## BEGIN Exercise data
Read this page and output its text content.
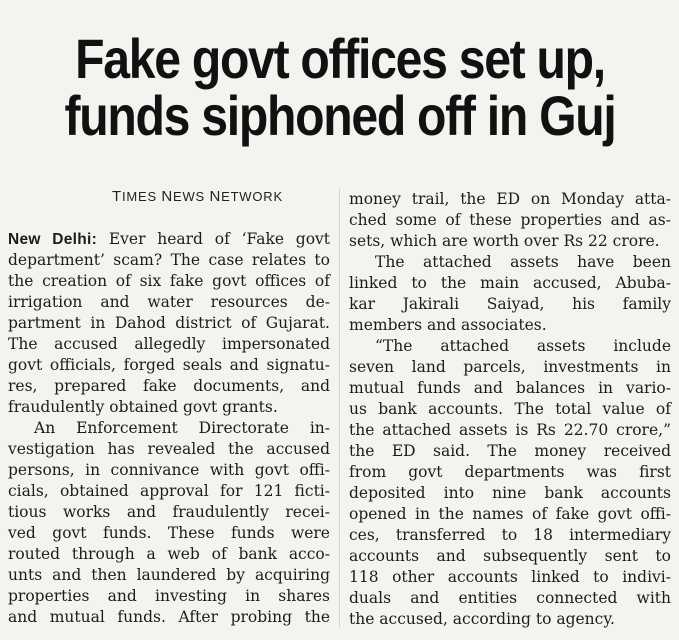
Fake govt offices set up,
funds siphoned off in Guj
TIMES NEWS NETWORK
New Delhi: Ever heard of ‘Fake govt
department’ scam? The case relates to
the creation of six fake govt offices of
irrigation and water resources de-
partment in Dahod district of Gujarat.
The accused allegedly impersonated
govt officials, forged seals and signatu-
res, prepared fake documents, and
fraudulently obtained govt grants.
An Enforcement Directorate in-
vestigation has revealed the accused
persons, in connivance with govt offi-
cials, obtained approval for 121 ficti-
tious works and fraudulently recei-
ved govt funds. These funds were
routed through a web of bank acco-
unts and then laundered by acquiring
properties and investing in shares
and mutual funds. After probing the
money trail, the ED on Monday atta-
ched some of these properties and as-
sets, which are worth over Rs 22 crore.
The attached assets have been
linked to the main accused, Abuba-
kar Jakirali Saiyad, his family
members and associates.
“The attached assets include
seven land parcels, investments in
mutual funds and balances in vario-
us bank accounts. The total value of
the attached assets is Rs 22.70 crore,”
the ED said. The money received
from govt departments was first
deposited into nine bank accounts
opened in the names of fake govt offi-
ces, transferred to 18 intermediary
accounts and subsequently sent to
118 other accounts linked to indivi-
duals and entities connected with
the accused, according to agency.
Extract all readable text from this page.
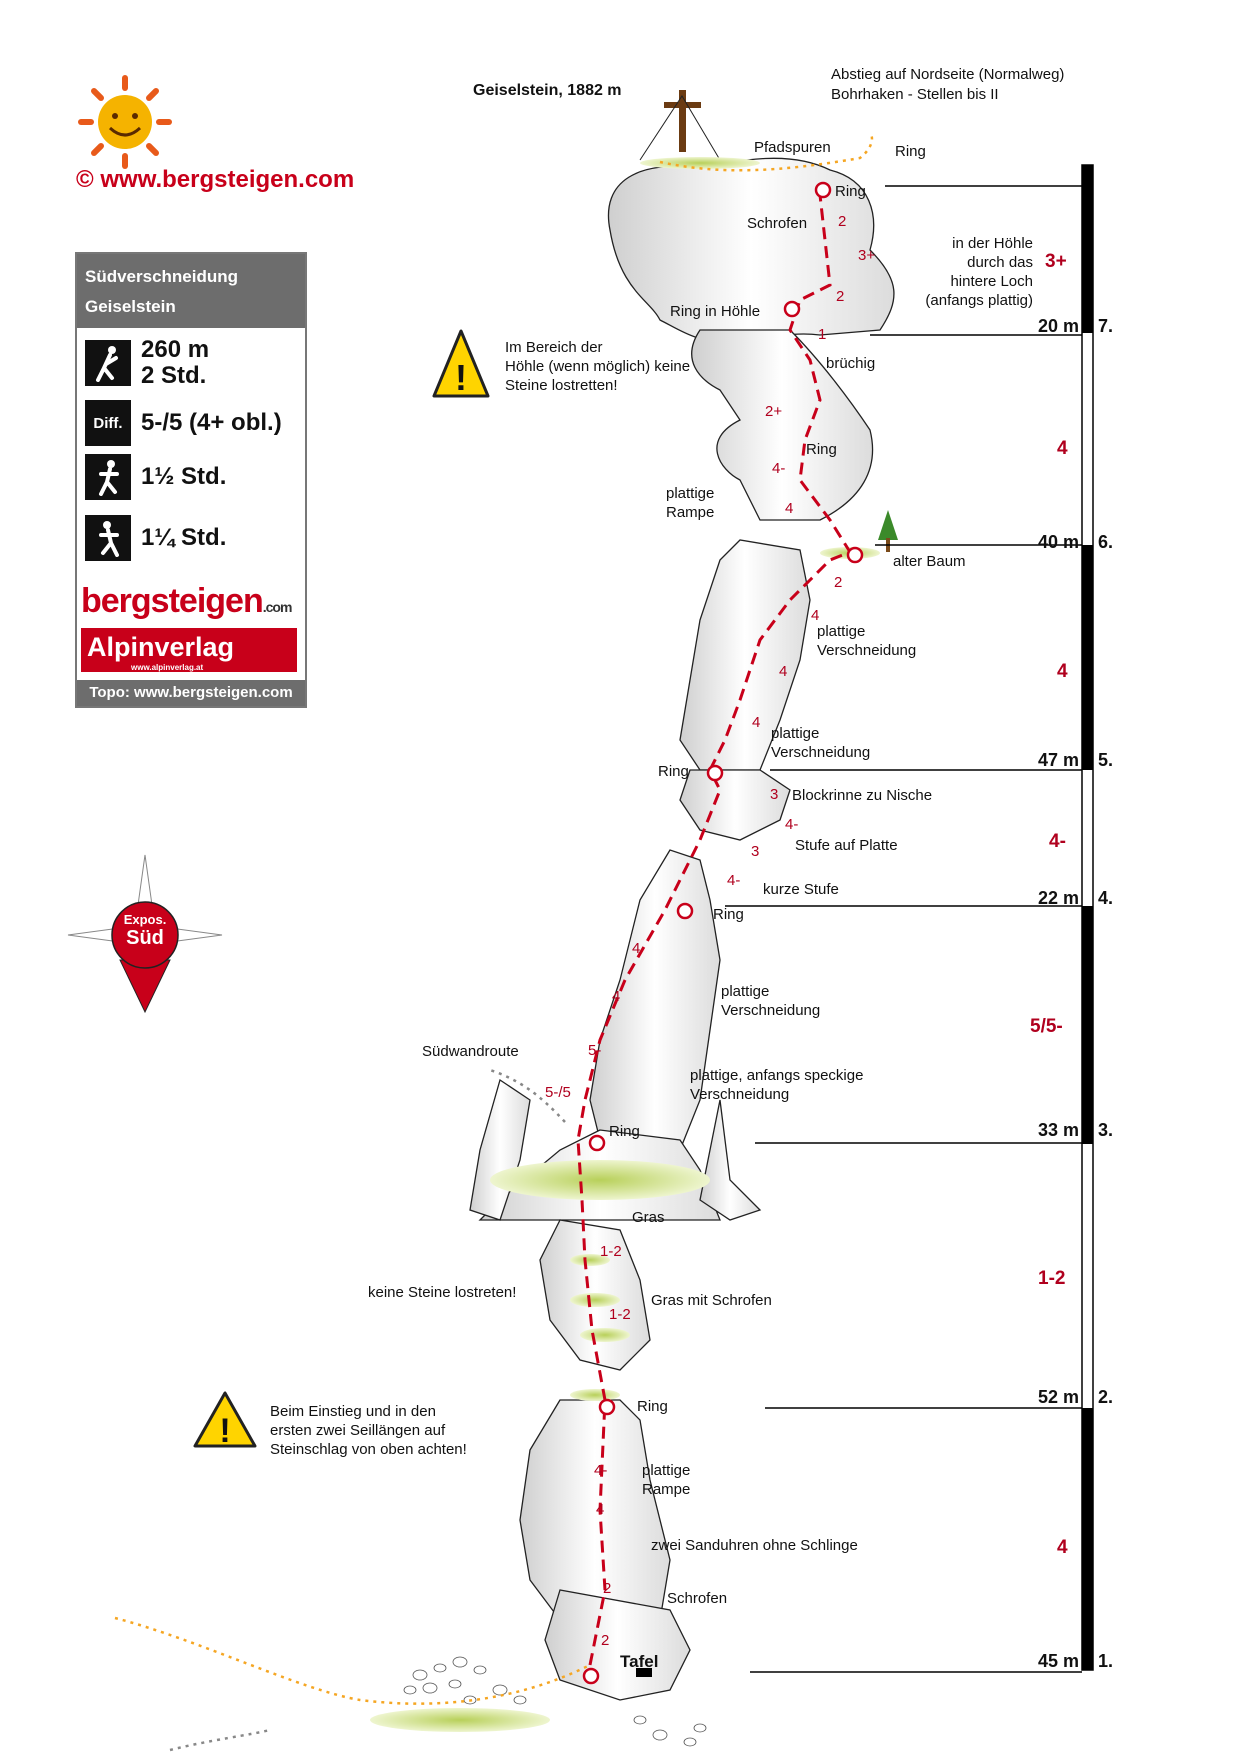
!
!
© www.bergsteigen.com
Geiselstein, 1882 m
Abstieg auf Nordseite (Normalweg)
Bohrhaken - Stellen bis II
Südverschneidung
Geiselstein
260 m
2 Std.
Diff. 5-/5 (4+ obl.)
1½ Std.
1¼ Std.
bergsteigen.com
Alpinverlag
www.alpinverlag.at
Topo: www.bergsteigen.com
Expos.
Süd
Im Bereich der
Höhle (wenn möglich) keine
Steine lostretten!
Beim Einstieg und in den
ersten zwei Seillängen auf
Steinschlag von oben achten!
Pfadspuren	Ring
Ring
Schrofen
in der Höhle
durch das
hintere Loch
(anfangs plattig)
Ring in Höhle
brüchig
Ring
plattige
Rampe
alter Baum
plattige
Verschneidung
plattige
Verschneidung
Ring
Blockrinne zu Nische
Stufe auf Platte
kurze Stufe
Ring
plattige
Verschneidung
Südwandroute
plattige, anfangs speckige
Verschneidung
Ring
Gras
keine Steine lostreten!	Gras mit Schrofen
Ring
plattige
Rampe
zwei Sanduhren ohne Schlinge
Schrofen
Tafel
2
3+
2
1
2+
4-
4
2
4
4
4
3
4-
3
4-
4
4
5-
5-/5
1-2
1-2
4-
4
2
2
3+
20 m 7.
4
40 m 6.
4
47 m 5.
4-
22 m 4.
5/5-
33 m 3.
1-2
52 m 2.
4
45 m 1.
## END Exercise data
## BEGIN Exercise data
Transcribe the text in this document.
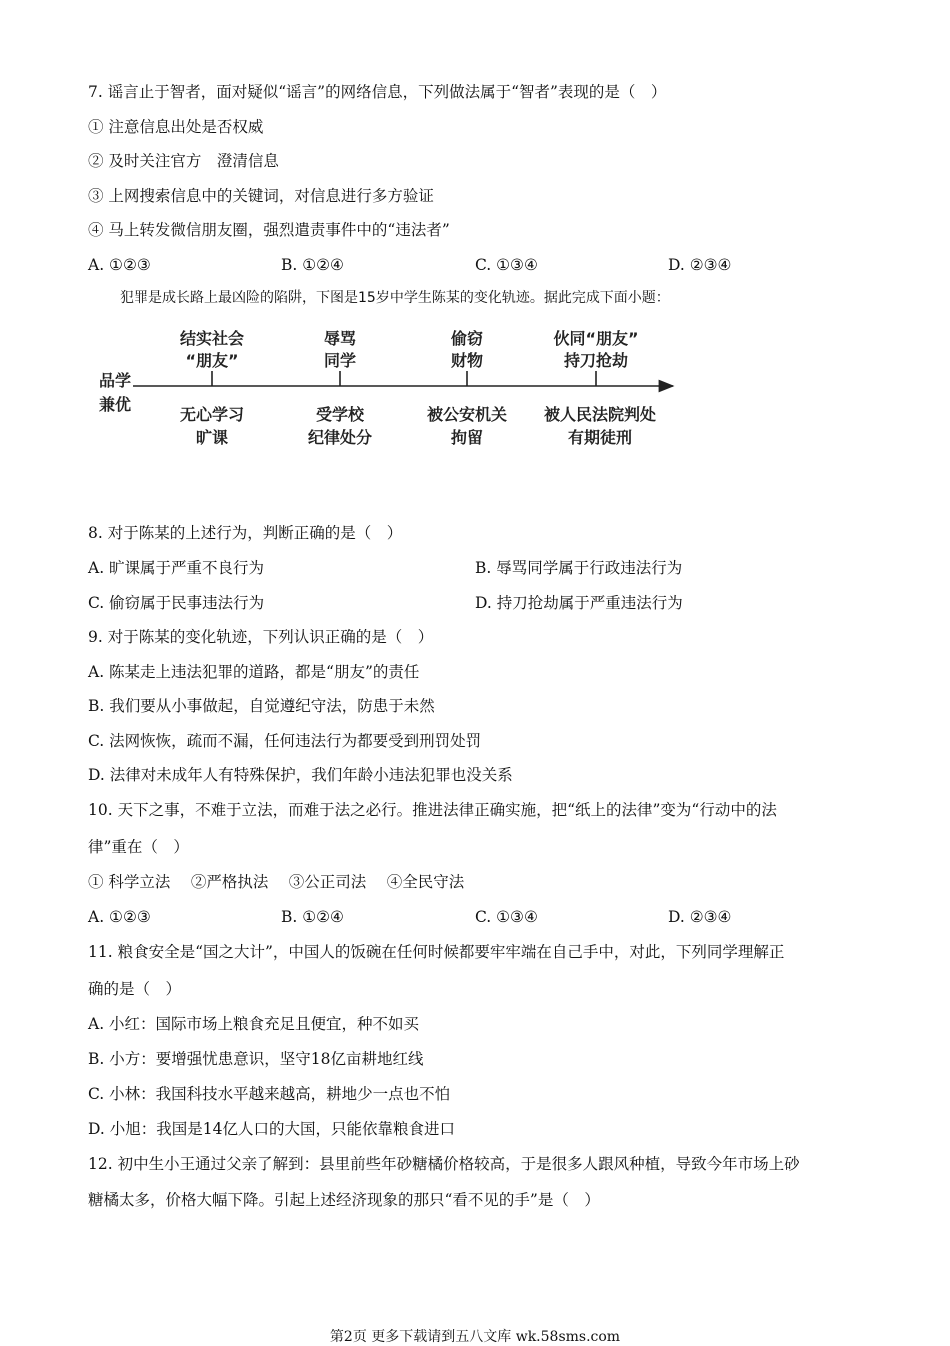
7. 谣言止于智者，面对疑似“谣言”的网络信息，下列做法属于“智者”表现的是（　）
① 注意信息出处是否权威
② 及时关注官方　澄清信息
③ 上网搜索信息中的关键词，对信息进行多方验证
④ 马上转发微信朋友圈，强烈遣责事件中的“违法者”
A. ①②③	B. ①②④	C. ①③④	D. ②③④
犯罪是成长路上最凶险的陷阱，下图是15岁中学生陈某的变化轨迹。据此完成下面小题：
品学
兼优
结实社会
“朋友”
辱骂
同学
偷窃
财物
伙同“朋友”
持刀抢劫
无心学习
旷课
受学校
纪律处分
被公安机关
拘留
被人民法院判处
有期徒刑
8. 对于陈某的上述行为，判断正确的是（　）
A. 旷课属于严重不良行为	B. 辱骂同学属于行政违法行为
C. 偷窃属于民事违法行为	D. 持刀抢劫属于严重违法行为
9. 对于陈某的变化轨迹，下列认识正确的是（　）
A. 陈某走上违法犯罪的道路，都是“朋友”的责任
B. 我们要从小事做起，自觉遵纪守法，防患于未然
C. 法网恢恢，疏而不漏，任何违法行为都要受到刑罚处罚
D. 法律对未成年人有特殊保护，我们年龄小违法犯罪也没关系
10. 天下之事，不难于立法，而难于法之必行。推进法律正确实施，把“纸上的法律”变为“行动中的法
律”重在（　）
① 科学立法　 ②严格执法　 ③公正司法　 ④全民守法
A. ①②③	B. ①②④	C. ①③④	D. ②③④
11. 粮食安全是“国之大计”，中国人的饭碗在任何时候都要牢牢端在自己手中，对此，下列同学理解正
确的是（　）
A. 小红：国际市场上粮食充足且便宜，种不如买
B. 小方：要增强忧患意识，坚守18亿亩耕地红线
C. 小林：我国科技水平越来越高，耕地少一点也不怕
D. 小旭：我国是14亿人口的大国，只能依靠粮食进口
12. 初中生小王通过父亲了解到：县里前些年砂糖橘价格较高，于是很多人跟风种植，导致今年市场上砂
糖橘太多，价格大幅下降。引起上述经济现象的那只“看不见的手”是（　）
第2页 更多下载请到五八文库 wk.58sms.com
## END Exercise data
## BEGIN Exercise data
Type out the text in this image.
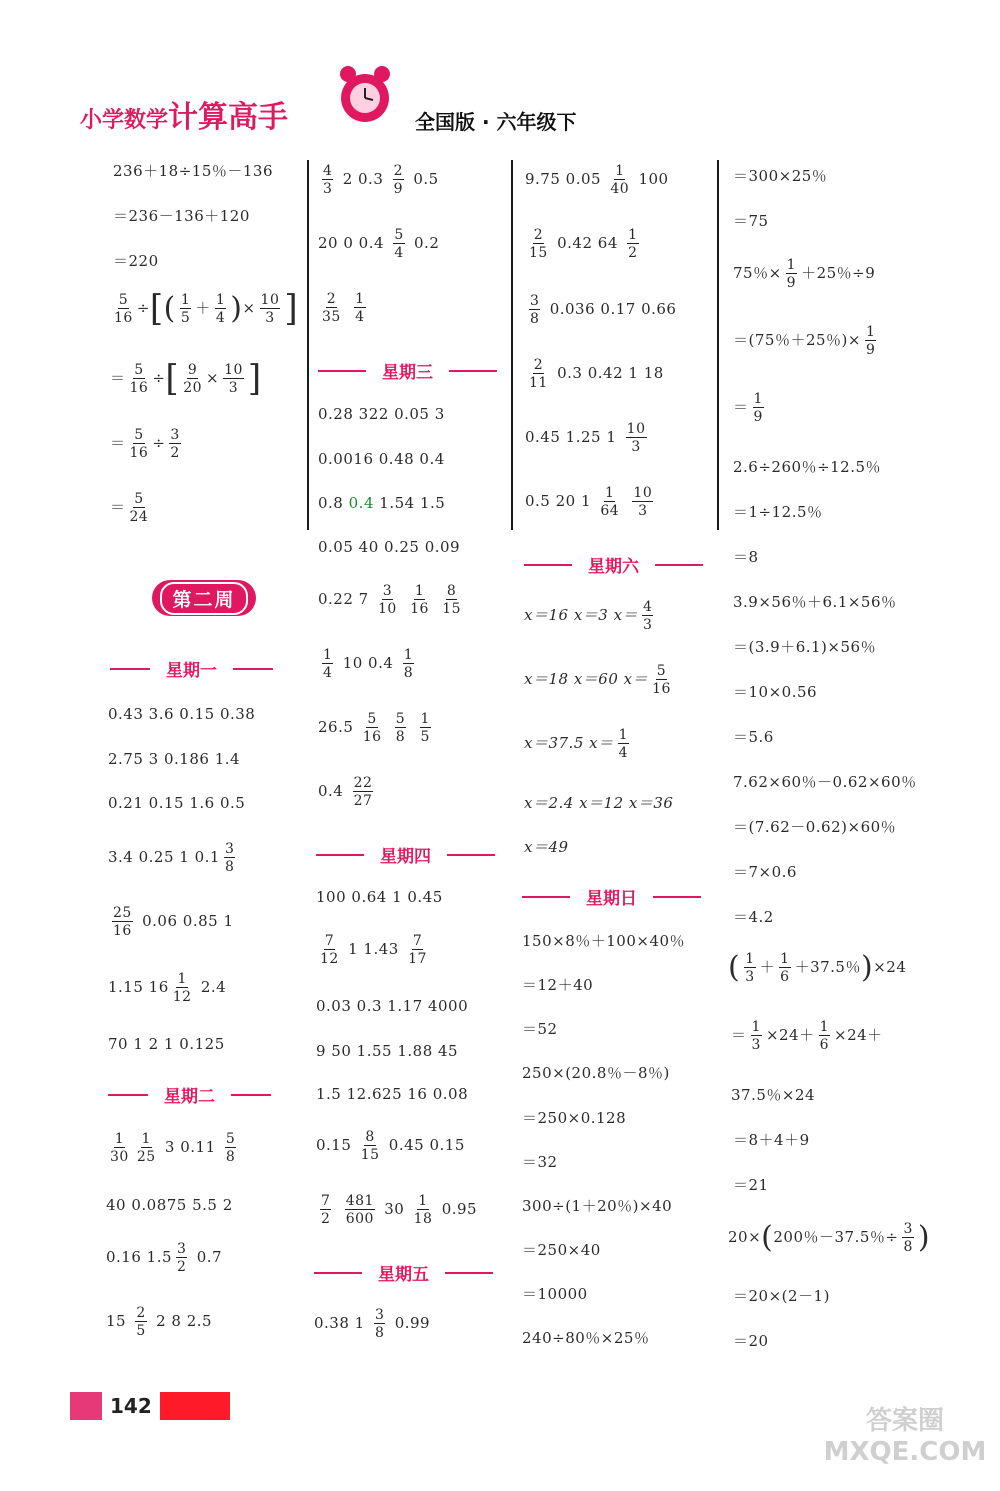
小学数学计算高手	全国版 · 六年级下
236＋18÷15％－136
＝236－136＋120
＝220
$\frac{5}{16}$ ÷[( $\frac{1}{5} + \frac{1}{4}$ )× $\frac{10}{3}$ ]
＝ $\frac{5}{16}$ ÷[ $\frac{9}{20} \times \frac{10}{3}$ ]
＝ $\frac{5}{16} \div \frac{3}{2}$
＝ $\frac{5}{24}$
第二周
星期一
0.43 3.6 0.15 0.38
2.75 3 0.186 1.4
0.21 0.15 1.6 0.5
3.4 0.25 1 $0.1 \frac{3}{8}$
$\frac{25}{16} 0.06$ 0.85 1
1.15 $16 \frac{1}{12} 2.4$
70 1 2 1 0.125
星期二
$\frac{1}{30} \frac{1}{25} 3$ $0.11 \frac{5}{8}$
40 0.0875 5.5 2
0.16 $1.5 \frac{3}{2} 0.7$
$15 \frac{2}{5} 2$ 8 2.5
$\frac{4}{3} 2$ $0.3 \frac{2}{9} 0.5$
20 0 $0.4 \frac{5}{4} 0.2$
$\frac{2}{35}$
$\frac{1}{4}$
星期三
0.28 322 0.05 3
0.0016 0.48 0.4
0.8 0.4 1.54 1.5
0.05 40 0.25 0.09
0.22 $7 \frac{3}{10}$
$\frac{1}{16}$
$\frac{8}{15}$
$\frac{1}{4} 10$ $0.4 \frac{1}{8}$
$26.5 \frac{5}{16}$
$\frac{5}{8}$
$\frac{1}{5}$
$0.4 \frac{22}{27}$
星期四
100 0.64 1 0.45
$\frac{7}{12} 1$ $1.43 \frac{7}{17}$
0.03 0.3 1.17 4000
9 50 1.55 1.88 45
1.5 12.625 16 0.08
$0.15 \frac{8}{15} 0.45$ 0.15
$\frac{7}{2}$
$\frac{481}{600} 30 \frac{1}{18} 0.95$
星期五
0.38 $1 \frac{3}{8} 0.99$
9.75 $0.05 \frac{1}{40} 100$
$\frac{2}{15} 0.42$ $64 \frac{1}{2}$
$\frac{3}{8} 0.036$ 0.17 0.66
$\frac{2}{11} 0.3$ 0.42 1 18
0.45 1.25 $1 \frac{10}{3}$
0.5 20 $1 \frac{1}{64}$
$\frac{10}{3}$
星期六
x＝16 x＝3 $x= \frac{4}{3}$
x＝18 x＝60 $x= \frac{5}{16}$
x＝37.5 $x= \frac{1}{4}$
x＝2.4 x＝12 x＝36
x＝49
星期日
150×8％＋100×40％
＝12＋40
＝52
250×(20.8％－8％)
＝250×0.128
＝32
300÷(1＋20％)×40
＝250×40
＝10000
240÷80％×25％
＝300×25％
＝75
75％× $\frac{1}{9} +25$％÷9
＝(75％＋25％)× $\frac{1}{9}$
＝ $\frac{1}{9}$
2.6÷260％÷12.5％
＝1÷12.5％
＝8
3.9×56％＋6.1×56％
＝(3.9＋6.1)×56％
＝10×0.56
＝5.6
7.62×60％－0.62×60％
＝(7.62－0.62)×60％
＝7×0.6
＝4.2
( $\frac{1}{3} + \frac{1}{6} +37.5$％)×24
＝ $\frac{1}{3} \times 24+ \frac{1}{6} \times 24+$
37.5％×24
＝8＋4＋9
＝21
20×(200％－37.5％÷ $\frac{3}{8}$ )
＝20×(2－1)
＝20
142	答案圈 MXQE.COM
## END Exercise data
§ What to do
Scan the records above for the string "keine", then select every line that holds it.

§ Full output
Höhle (wenn möglich) keine
keine Steine lostreten!	Gras mit Schrofen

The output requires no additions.